**Problem details**
Repeat the rows verbatim, beginning with the line that contains "UI element localization: list" and continuing through the line that contains "x-tick-label: 0.6 [406,433,426,448]", both included. Omit the pictures from your answer.

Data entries

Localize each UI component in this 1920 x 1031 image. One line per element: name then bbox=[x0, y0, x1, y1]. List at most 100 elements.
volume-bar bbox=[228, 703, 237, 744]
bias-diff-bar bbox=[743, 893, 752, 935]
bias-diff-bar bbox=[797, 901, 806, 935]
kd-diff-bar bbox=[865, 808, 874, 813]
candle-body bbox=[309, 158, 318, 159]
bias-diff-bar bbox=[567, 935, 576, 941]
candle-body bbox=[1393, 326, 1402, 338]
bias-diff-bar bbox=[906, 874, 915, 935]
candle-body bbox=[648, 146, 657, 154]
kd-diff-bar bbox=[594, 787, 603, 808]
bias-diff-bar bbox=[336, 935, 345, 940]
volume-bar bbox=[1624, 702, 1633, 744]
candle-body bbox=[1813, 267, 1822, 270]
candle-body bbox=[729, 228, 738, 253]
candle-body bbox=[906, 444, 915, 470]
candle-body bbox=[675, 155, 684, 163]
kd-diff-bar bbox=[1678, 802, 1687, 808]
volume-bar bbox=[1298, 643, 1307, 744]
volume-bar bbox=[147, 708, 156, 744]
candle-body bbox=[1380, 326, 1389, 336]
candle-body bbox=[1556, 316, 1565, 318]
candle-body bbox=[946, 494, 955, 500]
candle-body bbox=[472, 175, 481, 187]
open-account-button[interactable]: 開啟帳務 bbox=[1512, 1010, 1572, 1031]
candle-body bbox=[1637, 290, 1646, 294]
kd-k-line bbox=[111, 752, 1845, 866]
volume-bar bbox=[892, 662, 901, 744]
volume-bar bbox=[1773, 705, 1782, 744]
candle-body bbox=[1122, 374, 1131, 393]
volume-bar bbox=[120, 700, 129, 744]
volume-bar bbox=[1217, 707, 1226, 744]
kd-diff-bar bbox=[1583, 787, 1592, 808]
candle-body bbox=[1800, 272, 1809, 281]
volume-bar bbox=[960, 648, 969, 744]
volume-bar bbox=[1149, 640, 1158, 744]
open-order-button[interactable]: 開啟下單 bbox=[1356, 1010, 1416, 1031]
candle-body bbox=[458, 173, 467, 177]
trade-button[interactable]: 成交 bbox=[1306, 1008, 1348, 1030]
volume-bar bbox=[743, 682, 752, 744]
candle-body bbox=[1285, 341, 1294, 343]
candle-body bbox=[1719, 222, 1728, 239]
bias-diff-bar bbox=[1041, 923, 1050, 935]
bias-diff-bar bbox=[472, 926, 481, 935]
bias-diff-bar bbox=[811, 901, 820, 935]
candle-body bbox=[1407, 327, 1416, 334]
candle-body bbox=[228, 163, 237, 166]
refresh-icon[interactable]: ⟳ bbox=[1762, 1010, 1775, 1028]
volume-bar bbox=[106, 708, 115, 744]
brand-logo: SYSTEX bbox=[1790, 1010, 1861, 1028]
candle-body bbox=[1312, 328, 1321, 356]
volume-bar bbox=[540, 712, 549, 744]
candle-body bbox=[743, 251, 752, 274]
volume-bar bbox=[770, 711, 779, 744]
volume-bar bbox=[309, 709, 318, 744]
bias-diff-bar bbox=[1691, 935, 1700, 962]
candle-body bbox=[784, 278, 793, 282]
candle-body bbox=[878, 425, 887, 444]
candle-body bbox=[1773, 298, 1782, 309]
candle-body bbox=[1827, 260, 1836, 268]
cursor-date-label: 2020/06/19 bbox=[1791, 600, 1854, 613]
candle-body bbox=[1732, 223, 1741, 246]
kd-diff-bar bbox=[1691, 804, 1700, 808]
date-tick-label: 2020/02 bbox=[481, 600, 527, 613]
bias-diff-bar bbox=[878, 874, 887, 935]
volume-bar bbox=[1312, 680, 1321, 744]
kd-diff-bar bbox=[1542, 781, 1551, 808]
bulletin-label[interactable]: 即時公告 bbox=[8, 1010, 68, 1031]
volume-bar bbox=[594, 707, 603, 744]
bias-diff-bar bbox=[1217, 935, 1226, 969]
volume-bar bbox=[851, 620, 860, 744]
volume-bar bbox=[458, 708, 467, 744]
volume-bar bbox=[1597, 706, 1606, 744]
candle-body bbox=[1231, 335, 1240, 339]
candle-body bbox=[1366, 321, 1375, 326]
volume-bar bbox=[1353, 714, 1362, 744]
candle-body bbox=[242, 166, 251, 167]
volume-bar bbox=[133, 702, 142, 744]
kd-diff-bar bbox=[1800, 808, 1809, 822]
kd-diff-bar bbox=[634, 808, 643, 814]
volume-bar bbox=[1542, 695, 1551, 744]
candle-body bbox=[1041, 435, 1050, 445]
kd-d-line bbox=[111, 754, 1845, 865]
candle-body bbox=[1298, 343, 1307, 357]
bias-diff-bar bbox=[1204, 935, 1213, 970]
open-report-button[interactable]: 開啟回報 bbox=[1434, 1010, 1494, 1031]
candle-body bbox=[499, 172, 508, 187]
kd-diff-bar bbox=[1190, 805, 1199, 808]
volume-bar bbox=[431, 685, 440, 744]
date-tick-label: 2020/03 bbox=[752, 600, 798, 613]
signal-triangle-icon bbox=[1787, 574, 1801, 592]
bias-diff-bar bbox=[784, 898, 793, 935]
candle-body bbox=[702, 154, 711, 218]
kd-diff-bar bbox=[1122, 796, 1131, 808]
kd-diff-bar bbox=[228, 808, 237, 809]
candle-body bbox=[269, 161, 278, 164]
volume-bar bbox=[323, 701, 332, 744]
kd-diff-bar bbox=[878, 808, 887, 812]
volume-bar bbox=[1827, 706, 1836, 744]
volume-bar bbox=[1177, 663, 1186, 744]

---

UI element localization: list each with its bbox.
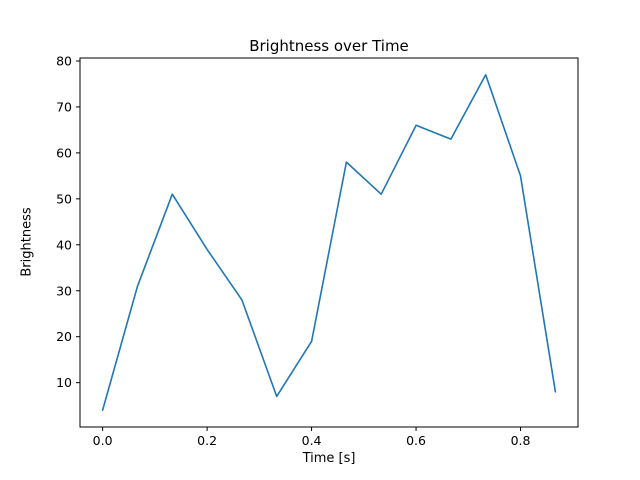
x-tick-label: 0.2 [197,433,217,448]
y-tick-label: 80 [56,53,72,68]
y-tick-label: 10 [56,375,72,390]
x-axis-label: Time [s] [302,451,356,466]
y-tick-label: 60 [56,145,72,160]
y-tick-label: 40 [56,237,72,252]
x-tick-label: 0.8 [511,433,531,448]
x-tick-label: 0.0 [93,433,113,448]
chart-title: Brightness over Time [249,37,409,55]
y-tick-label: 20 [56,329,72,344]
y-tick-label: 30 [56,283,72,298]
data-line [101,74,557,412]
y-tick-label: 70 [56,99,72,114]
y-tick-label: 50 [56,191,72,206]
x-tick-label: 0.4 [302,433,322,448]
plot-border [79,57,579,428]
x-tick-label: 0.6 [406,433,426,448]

**Complete output**
UI element localization: list each with its bbox.
x-tick-label: 0.2 [197,433,217,448]
y-tick-label: 80 [56,53,72,68]
y-tick-label: 10 [56,375,72,390]
x-axis-label: Time [s] [302,451,356,466]
y-tick-label: 60 [56,145,72,160]
y-tick-label: 40 [56,237,72,252]
x-tick-label: 0.8 [511,433,531,448]
x-tick-label: 0.0 [93,433,113,448]
chart-title: Brightness over Time [249,37,409,55]
y-tick-label: 20 [56,329,72,344]
y-tick-label: 30 [56,283,72,298]
data-line [101,74,557,412]
y-tick-label: 70 [56,99,72,114]
y-tick-label: 50 [56,191,72,206]
x-tick-label: 0.4 [302,433,322,448]
plot-border [79,57,579,428]
x-tick-label: 0.6 [406,433,426,448]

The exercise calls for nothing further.